Produce an exact transcription of the listing below, omitting the pictures.
BEGIN Exercise data
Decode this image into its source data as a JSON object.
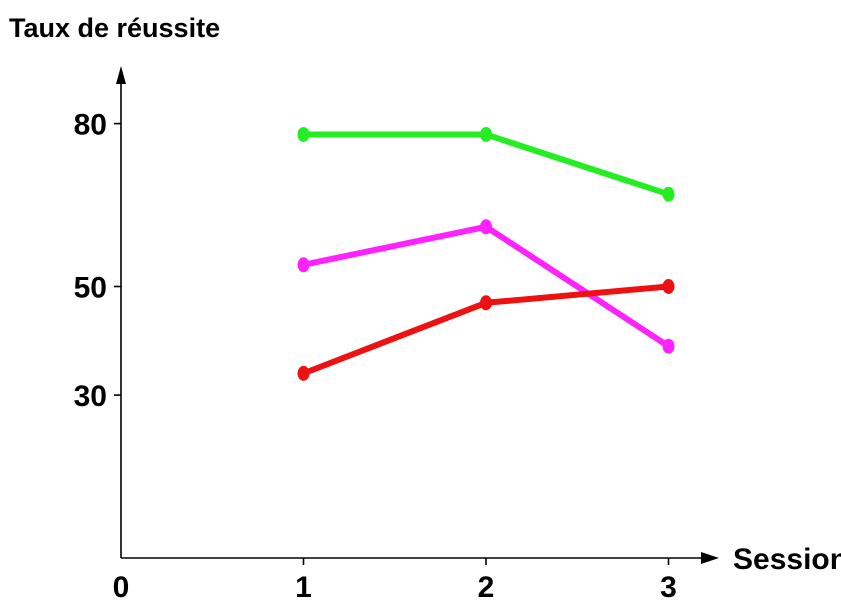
{
  "chart_data": {
    "type": "line",
    "title": "Taux de réussite",
    "xlabel": "Session",
    "ylabel": "Taux de réussite",
    "x": [
      1,
      2,
      3
    ],
    "x_ticks": [
      "0",
      "1",
      "2",
      "3"
    ],
    "y_ticks": [
      "30",
      "50",
      "80"
    ],
    "xlim": [
      0,
      3.15
    ],
    "ylim": [
      0,
      88
    ],
    "grid": false,
    "series": [
      {
        "color": "#22ee22",
        "values": [
          78,
          78,
          67
        ]
      },
      {
        "color": "#ff22ff",
        "values": [
          54,
          61,
          39
        ]
      },
      {
        "color": "#ee1111",
        "values": [
          34,
          47,
          50
        ]
      }
    ]
  }
}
END Exercise data
* Solution to the problem *
Decode this image into its source data as a JSON object.
{
  "chart_data": {
    "type": "line",
    "title": "Taux de réussite",
    "xlabel": "Session",
    "ylabel": "Taux de réussite",
    "x": [
      1,
      2,
      3
    ],
    "x_ticks": [
      "0",
      "1",
      "2",
      "3"
    ],
    "y_ticks": [
      "30",
      "50",
      "80"
    ],
    "xlim": [
      0,
      3.15
    ],
    "ylim": [
      0,
      88
    ],
    "grid": false,
    "series": [
      {
        "color": "#22ee22",
        "values": [
          78,
          78,
          67
        ]
      },
      {
        "color": "#ff22ff",
        "values": [
          54,
          61,
          39
        ]
      },
      {
        "color": "#ee1111",
        "values": [
          34,
          47,
          50
        ]
      }
    ]
  }
}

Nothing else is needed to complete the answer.